Problem: Copy verbatim the lines beginning with the line containing "y-tick-label: 0.6 — [130, 408, 168, 438]" and continuing through the line containing "y-tick-label: 0.9 — [130, 152, 168, 182]", both included.

________________

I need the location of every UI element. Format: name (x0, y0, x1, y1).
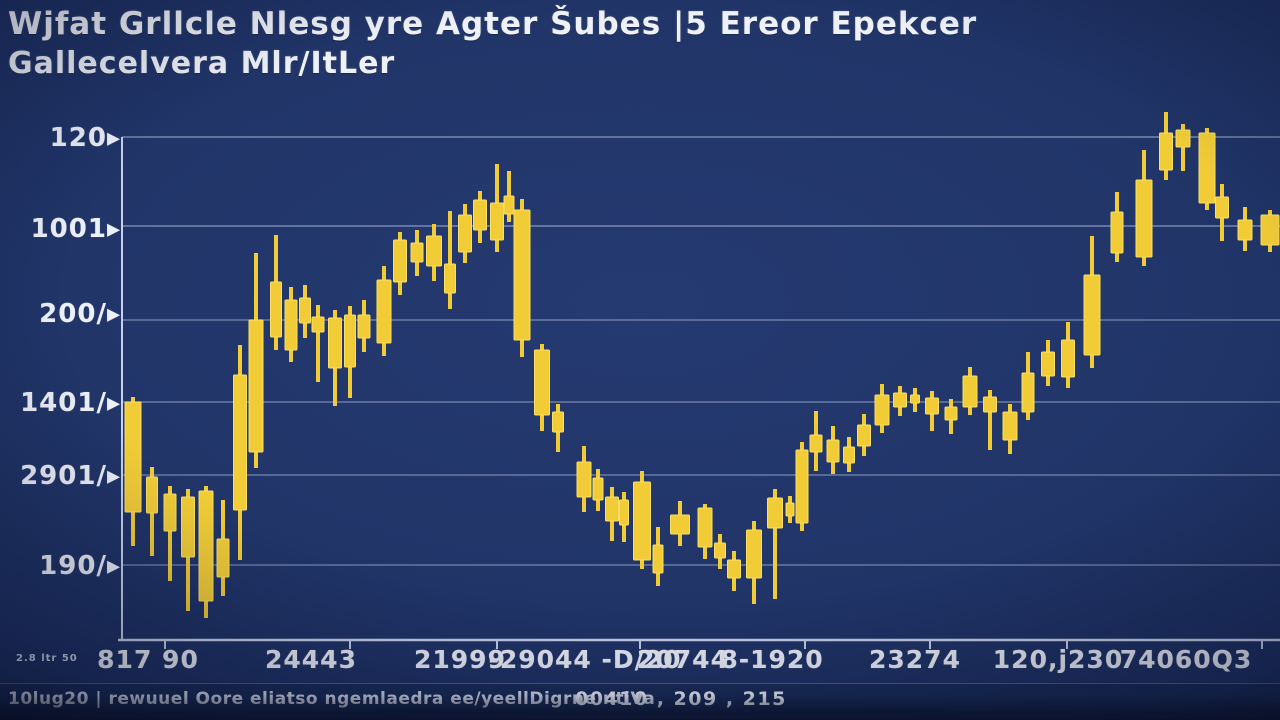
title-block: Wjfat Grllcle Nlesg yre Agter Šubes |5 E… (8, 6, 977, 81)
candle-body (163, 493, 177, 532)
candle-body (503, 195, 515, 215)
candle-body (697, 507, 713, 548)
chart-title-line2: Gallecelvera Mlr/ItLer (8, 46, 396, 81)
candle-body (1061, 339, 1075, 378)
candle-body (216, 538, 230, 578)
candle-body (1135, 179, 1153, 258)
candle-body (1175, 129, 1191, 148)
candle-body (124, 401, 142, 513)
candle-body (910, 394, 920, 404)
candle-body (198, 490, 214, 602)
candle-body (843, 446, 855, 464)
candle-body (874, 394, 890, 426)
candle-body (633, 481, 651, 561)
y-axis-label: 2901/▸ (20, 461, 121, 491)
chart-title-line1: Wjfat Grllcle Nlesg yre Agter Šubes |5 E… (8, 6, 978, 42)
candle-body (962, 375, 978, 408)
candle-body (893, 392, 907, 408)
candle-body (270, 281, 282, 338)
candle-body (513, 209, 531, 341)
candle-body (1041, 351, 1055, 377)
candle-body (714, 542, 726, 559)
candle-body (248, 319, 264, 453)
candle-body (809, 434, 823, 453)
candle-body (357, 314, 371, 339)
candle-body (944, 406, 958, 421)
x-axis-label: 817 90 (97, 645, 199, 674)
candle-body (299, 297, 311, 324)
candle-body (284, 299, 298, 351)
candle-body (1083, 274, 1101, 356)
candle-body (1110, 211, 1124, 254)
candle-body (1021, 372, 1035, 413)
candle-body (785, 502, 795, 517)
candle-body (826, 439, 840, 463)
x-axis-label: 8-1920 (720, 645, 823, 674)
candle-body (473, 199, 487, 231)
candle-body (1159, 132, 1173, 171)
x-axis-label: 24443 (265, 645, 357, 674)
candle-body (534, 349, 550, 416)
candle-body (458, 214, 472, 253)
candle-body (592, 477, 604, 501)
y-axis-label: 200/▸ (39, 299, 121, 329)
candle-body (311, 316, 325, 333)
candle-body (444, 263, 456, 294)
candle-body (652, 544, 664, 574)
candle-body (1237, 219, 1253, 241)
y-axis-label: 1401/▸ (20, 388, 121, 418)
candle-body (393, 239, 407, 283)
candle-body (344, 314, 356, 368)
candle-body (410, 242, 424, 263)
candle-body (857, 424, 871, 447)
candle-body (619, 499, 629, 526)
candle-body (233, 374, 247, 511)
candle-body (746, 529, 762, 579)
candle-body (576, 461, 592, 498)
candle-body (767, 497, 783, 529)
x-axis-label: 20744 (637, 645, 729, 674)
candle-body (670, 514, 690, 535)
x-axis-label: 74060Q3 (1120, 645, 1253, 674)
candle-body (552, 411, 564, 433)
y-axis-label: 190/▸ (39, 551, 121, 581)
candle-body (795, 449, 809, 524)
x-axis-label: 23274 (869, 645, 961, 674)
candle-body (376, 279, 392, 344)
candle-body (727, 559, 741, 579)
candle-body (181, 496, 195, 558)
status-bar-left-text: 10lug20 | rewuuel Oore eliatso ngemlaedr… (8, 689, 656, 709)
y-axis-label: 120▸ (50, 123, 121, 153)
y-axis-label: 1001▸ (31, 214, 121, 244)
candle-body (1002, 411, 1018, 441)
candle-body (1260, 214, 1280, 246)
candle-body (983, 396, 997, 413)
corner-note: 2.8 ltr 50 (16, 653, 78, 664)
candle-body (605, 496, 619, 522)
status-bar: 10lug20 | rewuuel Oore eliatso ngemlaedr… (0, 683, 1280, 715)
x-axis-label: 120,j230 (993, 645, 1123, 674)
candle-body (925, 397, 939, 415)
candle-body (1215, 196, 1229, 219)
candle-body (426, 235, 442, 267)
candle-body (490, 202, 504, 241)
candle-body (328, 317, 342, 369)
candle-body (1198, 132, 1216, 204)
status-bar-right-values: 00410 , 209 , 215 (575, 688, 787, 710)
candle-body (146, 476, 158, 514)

________________

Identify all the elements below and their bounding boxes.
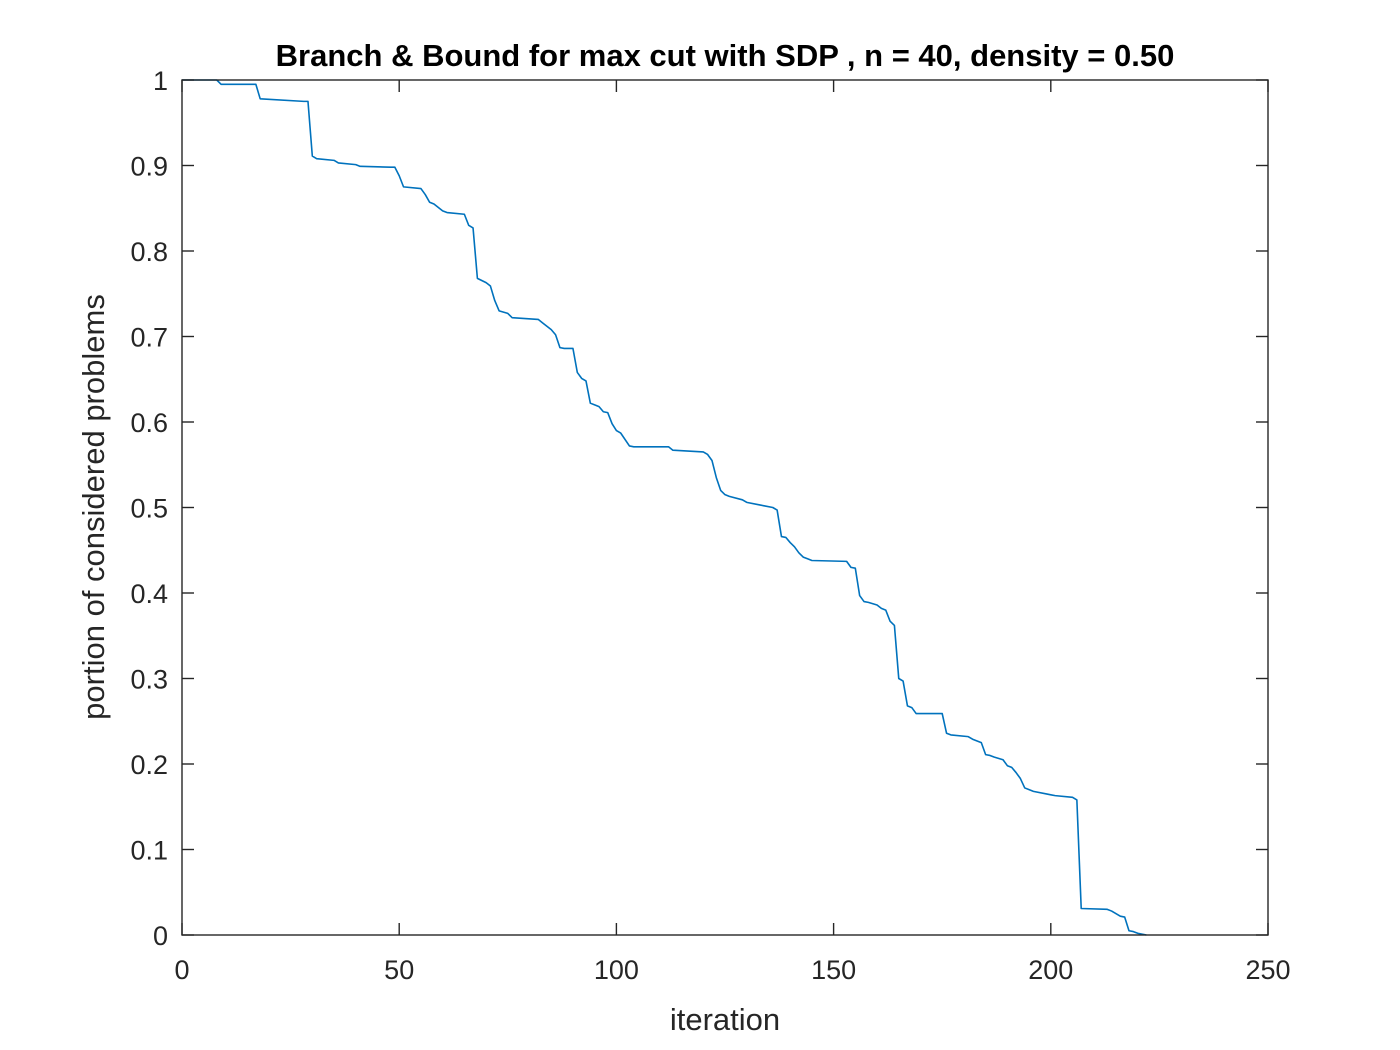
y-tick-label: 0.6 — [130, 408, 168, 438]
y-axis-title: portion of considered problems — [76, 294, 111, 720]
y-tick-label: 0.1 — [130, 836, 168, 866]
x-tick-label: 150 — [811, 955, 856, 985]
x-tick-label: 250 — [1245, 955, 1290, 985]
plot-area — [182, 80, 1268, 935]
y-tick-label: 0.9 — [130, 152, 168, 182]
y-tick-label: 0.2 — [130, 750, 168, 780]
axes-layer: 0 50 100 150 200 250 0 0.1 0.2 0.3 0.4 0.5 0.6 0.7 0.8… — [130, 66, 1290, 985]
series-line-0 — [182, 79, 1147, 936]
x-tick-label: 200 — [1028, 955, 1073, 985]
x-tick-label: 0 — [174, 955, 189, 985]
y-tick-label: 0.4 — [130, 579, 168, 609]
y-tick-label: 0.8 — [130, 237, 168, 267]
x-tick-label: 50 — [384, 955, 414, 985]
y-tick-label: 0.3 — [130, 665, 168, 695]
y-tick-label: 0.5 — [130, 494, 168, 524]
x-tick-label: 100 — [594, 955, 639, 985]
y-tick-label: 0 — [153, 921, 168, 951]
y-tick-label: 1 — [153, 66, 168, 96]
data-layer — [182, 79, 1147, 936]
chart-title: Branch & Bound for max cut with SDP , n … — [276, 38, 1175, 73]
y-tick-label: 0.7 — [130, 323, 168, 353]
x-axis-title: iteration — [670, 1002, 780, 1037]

________________

Result:
y-tick-label: 0.6 — [130, 408, 168, 438]
y-axis-title: portion of considered problems — [76, 294, 111, 720]
y-tick-label: 0.1 — [130, 836, 168, 866]
x-tick-label: 150 — [811, 955, 856, 985]
x-tick-label: 250 — [1245, 955, 1290, 985]
plot-area — [182, 80, 1268, 935]
y-tick-label: 0.9 — [130, 152, 168, 182]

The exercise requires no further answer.